== SELECTION ==
============================================================
When I watch food shows, I’m hungry…not for the food necessarily on the screen, but the time I’ll never have to discover those tastes in real life.
So which cooking stories get told, and which ones don’t?
Anyone can publish a cookbook, but a cooking show requires a personality…someone you love to watch or love to hate. Or better yet, say the producers, put an odd couple together, add ingredients and voila! You have a show for which hundreds of thousands of people will tune in, at least for one season. It’s not about the chemistry of the food, but the chemistry of the people on screen. It’s no longer about knowledge but the delivery of that knowledge. We probably won’t see Tara Jensen, my favorite local baker on TV anytime soon. Would we as a people still be satisfied, entertained, enthralled to watch Julia Child drop a spoon or take two minutes to put on oven mitts? Or would we turn to our smartphones to browse Instagram?
When I watch food shows, I’m hungry…not for the food necessarily on the screen, but the time I’ll never have to discover those tastes in real life. I tell myself I feel full after an episode, that I’m satisfied to know that particular dish exists in the world, that some other man woman or child is enjoying it to the last bite.
============================================================
== WHAT YOU ARE ASKED TO DO ==
Copy the full passage on food shows above, word for word.

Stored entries
============================================================
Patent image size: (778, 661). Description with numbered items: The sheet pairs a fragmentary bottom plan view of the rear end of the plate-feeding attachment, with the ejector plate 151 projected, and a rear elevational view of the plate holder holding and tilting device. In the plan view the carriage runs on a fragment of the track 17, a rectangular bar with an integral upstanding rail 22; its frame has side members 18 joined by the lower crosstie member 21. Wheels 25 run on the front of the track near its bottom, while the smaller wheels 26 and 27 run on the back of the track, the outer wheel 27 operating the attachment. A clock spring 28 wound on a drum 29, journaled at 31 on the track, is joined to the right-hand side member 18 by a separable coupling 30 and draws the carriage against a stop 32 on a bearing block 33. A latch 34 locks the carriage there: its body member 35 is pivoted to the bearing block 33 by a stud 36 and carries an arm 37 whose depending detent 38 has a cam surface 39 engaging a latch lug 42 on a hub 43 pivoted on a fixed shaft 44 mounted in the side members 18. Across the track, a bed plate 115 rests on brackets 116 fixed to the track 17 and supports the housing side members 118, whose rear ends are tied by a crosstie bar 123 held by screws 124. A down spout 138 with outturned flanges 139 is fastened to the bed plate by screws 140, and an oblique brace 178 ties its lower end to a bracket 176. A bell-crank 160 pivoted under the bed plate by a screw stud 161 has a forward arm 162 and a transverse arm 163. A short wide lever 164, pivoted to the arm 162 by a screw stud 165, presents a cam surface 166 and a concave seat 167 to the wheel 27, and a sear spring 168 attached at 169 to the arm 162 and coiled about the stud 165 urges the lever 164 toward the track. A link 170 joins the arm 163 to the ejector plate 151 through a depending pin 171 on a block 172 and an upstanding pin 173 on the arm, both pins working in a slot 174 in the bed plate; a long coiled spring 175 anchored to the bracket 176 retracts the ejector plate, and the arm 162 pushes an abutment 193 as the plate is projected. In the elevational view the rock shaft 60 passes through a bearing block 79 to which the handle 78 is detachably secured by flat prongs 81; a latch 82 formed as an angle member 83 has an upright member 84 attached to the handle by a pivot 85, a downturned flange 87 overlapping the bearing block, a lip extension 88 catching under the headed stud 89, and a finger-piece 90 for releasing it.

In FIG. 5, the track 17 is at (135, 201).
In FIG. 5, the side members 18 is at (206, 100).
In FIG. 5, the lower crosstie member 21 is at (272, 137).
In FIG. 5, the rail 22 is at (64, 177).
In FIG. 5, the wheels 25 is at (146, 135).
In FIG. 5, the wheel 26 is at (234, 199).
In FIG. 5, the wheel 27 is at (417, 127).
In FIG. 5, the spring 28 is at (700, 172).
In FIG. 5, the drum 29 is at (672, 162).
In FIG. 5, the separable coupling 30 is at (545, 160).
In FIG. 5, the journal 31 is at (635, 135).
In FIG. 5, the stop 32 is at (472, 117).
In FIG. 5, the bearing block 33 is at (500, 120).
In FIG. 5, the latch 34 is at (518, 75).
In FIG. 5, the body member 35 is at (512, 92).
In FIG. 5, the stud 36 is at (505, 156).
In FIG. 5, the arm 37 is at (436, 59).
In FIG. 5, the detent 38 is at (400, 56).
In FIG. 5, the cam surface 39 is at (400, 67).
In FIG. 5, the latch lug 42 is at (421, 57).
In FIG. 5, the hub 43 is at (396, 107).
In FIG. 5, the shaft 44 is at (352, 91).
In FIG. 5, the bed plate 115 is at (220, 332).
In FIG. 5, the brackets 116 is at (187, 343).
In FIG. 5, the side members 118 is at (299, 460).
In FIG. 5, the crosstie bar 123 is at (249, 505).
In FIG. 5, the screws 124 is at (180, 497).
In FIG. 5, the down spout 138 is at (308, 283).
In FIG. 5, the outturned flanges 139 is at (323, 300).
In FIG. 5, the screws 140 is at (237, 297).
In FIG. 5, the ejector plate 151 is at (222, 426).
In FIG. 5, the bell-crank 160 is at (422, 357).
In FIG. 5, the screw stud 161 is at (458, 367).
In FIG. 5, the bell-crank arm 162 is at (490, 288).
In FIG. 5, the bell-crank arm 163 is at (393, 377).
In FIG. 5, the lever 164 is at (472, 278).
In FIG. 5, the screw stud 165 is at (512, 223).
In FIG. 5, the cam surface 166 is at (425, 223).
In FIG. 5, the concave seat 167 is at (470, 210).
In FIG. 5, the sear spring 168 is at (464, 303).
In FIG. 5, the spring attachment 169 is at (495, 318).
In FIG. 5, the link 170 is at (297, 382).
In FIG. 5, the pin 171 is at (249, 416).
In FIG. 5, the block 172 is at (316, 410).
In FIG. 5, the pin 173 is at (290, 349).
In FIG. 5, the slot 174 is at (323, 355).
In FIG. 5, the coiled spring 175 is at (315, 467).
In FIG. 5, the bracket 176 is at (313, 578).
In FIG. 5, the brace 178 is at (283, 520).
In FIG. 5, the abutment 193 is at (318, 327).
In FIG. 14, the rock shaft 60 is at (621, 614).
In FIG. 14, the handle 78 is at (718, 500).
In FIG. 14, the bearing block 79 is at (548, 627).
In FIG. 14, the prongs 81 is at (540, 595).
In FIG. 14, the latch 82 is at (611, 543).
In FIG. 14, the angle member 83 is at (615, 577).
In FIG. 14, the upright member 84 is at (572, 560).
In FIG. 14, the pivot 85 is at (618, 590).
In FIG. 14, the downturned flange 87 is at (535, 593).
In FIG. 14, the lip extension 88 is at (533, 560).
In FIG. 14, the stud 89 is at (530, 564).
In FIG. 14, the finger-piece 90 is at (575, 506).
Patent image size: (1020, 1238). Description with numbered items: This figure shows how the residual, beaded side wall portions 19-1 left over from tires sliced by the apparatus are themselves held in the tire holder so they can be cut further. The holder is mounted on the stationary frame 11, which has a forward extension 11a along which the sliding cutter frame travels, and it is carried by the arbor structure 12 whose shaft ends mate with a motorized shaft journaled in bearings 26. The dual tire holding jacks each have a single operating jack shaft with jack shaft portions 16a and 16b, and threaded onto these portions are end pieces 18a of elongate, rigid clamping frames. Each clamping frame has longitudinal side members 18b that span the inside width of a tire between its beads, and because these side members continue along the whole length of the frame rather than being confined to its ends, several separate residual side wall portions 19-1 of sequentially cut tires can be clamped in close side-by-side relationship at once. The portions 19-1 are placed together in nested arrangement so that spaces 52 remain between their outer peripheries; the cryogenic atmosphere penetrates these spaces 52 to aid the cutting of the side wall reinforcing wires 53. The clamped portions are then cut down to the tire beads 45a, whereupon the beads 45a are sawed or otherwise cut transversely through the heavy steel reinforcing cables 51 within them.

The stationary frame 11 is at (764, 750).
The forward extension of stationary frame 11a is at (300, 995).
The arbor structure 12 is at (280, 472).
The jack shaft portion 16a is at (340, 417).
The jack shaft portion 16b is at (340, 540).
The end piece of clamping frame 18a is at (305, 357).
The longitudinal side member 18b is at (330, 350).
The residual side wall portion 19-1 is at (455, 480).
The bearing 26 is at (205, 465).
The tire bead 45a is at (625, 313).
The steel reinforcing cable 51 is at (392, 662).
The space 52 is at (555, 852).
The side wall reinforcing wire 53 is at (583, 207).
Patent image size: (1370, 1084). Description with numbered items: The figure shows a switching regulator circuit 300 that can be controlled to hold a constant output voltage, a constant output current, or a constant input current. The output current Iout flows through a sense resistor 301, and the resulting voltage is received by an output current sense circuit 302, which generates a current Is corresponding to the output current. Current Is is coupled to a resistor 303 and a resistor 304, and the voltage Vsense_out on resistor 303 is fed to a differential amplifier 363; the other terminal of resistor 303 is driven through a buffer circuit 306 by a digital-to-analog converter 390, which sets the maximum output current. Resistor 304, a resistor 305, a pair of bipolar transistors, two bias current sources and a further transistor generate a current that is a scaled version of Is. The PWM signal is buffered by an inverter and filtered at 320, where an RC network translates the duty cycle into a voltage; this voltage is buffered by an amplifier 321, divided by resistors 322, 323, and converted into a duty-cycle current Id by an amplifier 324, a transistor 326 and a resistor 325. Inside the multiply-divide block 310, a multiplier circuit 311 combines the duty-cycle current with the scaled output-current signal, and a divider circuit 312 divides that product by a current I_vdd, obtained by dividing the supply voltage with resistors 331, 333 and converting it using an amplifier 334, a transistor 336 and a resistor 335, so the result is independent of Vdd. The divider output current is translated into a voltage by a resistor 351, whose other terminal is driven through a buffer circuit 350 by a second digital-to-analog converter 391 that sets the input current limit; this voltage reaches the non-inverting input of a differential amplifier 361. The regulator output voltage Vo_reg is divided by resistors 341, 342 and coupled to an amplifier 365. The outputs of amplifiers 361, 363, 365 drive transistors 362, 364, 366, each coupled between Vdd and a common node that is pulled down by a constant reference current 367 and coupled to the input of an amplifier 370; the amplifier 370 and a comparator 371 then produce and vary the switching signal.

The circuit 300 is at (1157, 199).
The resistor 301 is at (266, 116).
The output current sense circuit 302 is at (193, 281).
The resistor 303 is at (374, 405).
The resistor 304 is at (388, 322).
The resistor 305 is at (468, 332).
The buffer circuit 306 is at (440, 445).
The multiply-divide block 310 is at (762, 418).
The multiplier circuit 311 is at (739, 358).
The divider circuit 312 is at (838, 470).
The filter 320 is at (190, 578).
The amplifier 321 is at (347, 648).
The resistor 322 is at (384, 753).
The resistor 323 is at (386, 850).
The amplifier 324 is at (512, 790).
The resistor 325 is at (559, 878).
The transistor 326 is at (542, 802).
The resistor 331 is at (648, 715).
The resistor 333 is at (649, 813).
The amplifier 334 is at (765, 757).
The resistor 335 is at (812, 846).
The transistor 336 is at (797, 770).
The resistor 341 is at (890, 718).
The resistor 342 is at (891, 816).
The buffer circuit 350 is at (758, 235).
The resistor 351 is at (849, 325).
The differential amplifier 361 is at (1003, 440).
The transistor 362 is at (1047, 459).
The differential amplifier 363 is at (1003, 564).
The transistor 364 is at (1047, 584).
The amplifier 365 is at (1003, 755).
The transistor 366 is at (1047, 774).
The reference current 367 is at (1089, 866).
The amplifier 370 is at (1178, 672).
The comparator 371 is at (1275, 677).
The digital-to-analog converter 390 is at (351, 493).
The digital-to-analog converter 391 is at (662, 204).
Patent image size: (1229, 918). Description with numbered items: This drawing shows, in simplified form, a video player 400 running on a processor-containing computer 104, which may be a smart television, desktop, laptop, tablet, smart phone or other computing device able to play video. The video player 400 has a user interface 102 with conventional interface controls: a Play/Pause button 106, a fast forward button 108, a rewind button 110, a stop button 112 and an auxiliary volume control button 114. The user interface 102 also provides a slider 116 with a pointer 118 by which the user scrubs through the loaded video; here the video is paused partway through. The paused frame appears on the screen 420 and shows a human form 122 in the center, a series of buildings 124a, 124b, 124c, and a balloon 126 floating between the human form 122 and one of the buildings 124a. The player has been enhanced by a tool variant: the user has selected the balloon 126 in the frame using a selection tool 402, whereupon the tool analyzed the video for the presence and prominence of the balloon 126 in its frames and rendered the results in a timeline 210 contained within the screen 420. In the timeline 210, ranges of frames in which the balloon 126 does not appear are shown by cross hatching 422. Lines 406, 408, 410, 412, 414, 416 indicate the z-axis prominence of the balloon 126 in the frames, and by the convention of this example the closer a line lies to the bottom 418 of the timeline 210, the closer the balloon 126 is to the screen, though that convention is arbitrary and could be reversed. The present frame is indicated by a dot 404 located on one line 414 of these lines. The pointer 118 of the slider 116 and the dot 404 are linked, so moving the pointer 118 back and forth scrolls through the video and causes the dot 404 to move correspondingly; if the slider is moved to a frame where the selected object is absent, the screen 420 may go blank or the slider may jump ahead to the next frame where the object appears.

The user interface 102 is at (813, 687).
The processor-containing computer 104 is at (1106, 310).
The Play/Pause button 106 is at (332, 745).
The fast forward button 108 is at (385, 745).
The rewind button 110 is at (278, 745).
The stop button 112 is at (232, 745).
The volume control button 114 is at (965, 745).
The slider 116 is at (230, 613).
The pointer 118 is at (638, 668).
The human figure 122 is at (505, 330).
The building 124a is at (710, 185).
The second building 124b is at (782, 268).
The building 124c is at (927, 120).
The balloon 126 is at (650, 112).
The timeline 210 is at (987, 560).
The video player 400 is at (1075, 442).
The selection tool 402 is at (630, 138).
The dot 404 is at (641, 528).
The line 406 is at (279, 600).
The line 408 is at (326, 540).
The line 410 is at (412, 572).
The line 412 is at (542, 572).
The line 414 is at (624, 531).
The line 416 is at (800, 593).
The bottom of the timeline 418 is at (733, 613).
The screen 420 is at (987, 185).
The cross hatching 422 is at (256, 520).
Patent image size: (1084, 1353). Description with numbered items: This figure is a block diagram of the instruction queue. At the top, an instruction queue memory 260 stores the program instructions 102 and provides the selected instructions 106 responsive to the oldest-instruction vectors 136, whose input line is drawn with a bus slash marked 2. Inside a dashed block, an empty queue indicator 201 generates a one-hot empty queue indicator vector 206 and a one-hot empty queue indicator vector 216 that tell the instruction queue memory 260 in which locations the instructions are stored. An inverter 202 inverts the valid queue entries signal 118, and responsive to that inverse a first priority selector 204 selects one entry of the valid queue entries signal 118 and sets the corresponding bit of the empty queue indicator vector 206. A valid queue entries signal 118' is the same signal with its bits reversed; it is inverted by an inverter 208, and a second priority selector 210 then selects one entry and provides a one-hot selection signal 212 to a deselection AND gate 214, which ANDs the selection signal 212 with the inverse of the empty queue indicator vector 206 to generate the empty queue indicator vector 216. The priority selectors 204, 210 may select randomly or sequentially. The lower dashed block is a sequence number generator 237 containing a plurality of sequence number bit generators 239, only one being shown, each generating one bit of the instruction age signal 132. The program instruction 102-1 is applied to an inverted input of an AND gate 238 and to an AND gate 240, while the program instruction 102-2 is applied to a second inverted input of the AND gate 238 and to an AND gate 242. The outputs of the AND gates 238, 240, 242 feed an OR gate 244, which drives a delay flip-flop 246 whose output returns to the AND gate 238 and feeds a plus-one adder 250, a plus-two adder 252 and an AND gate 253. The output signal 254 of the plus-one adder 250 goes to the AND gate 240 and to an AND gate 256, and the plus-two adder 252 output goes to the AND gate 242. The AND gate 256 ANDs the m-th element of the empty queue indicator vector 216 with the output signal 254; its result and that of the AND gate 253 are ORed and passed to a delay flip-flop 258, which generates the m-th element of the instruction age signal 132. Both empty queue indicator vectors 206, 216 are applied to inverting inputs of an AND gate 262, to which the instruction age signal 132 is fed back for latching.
============================================================
== ANSWER FOR THE TASK ==
When I watch food shows, I’m hungry…not for the food necessarily on the screen, but the time I’ll never have to discover those tastes in real life.
So which cooking stories get told, and which ones don’t?
Anyone can publish a cookbook, but a cooking show requires a personality…someone you love to watch or love to hate. Or better yet, say the producers, put an odd couple together, add ingredients and voila! You have a show for which hundreds of thousands of people will tune in, at least for one season. It’s not about the chemistry of the food, but the chemistry of the people on screen. It’s no longer about knowledge but the delivery of that knowledge. We probably won’t see Tara Jensen, my favorite local baker on TV anytime soon. Would we as a people still be satisfied, entertained, enthralled to watch Julia Child drop a spoon or take two minutes to put on oven mitts? Or would we turn to our smartphones to browse Instagram?
When I watch food shows, I’m hungry…not for the food necessarily on the screen, but the time I’ll never have to discover those tastes in real life. I tell myself I feel full after an episode, that I’m satisfied to know that particular dish exists in the world, that some other man woman or child is enjoying it to the last bite.